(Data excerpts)
^^^^

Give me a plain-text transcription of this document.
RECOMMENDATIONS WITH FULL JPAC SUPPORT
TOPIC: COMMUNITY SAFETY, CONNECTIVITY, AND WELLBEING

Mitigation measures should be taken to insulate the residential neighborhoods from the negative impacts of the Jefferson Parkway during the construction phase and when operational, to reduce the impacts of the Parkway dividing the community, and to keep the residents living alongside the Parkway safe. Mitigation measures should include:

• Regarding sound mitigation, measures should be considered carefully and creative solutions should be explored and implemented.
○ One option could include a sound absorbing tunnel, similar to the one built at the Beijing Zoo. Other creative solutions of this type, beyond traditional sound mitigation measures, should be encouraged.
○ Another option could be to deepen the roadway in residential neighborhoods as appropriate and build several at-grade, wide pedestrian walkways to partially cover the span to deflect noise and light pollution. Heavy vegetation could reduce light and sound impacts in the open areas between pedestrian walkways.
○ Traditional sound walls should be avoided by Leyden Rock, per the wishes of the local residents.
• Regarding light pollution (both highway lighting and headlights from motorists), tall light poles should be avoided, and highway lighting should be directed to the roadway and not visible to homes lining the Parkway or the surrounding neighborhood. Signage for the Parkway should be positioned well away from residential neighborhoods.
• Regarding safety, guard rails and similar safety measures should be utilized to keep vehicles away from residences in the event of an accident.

^^^^

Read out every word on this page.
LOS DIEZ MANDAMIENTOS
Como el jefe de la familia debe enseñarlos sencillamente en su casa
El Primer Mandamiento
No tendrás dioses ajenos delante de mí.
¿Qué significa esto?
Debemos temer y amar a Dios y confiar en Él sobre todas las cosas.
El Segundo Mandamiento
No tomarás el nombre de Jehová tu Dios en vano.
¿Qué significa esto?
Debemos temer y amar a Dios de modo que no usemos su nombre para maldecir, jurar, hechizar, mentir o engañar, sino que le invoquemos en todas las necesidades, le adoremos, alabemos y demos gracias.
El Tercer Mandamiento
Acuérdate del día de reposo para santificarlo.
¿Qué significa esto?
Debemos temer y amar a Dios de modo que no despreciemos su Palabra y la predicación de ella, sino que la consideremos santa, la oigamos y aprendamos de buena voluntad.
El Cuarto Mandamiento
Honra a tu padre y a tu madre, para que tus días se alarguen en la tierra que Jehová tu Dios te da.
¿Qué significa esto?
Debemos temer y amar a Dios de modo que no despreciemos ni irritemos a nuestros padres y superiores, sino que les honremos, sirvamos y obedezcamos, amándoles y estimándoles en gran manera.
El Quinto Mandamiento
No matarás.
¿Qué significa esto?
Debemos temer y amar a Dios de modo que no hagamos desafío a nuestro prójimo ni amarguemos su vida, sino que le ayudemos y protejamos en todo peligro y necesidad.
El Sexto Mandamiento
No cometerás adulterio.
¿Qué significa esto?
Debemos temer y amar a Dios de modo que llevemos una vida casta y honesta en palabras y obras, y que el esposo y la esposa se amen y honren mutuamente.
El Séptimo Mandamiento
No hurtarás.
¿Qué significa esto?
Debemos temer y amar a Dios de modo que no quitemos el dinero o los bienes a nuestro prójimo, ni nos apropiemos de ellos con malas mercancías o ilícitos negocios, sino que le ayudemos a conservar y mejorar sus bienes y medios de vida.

^^^^

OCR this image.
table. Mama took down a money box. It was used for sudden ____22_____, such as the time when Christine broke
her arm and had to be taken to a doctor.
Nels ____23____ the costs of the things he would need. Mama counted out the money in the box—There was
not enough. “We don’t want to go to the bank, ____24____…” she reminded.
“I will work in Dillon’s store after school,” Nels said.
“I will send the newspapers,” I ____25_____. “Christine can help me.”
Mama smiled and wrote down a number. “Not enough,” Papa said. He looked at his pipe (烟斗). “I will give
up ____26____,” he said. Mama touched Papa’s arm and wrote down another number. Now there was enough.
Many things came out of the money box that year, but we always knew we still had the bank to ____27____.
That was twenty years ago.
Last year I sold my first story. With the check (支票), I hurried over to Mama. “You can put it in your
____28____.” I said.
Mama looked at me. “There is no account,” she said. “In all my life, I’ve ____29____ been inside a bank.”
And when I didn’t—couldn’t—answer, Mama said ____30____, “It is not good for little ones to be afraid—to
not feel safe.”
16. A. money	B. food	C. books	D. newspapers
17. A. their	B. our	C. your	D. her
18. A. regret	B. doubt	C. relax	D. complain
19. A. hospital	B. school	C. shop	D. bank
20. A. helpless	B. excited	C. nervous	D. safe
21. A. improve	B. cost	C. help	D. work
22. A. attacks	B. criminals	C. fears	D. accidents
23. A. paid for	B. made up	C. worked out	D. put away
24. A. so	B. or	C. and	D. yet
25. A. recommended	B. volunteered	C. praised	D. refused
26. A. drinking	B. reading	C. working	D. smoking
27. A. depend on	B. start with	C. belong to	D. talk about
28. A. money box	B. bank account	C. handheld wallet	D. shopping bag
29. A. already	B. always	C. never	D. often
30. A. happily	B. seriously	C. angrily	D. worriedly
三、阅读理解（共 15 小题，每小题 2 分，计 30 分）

^^^^

PROBLEM DETAILS:
Above is a listing; report how many of its lines include the word "reduce", giving the number only.

CORRECT ANSWER:
2